WHAT YOU ARE ASKED TO DO — Find all lines in the listing that include the word "JSON", then copy them.

— start THE INPUT —

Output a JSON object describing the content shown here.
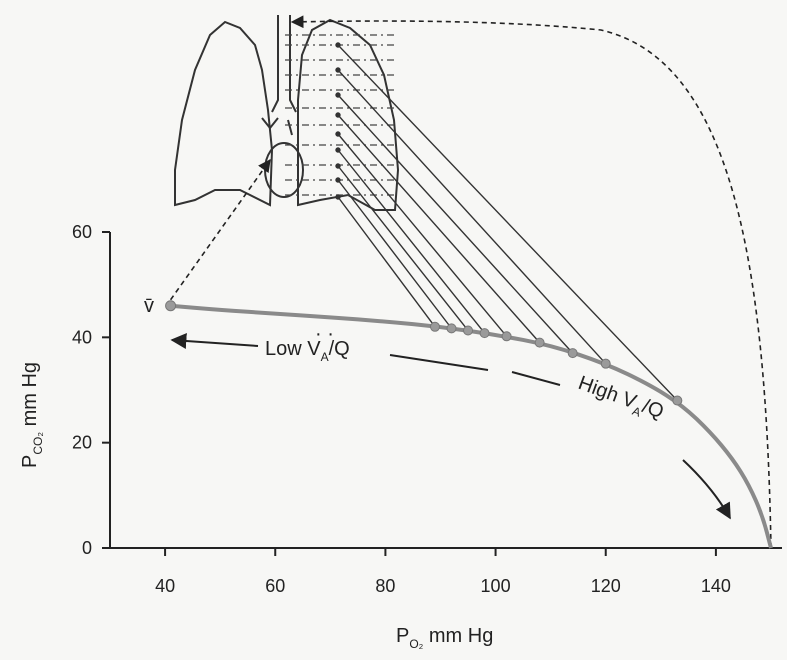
{
  "chart_data": {
    "type": "line",
    "xlabel": {
      "main": "P",
      "sub": "O₂",
      "unit": " mm Hg"
    },
    "ylabel": {
      "main": "P",
      "sub": "CO₂",
      "unit": " mm Hg"
    },
    "xlim": [
      30,
      152
    ],
    "ylim": [
      0,
      60
    ],
    "x_ticks": [
      40,
      60,
      80,
      100,
      120,
      140
    ],
    "y_ticks": [
      0,
      20,
      40,
      60
    ],
    "series": [
      {
        "curve": [
          [
            41,
            46
          ],
          [
            50,
            45.2
          ],
          [
            60,
            44.5
          ],
          [
            70,
            43.8
          ],
          [
            80,
            43
          ],
          [
            90,
            42
          ],
          [
            100,
            40.5
          ],
          [
            110,
            38.5
          ],
          [
            120,
            35
          ],
          [
            128,
            31
          ],
          [
            134,
            27
          ],
          [
            139,
            22
          ],
          [
            143,
            17
          ],
          [
            146,
            12
          ],
          [
            148.5,
            6
          ],
          [
            150,
            0
          ]
        ],
        "points": [
          [
            41,
            46
          ],
          [
            89,
            42
          ],
          [
            92,
            41.7
          ],
          [
            95,
            41.3
          ],
          [
            98,
            40.8
          ],
          [
            102,
            40.2
          ],
          [
            108,
            39
          ],
          [
            114,
            37
          ],
          [
            120,
            35
          ],
          [
            133,
            28
          ]
        ]
      }
    ],
    "annotations": {
      "v_label": "v̄",
      "low": {
        "text": "Low ",
        "v": "V",
        "sub": "A",
        "slash": "/",
        "q": "Q"
      },
      "high": {
        "text": "High ",
        "v": "V",
        "sub": "A",
        "slash": "/",
        "q": "Q"
      }
    },
    "colors": {
      "curve": "#8a8a8a",
      "points": "#9a9a9a",
      "ink": "#222222"
    }
  }
}
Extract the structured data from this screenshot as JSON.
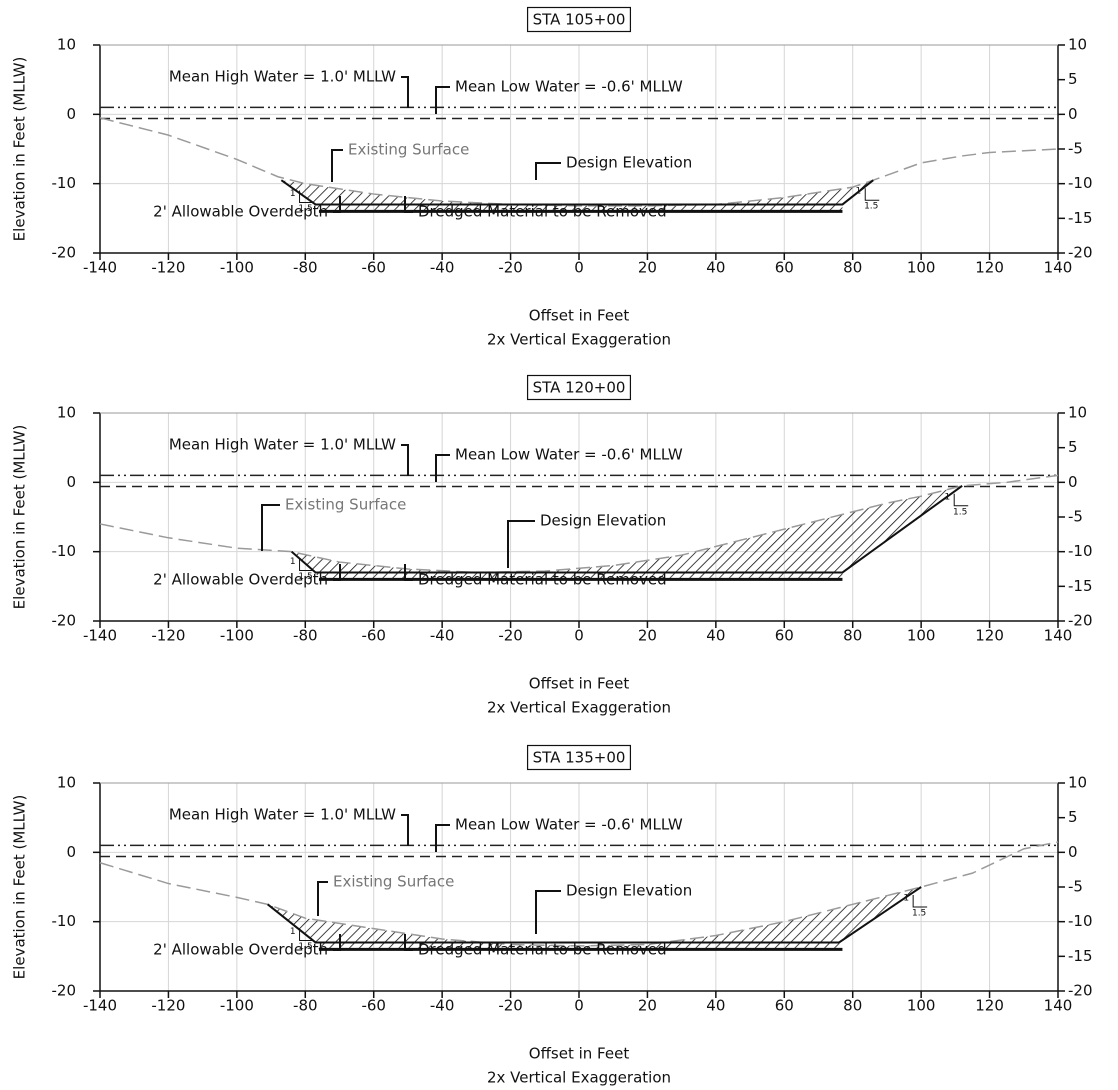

— end THE INPUT —

ANSWER TO THE EXERCISE —
Output a JSON object describing the content shown here.
Extract the structured data from this screenshot as JSON.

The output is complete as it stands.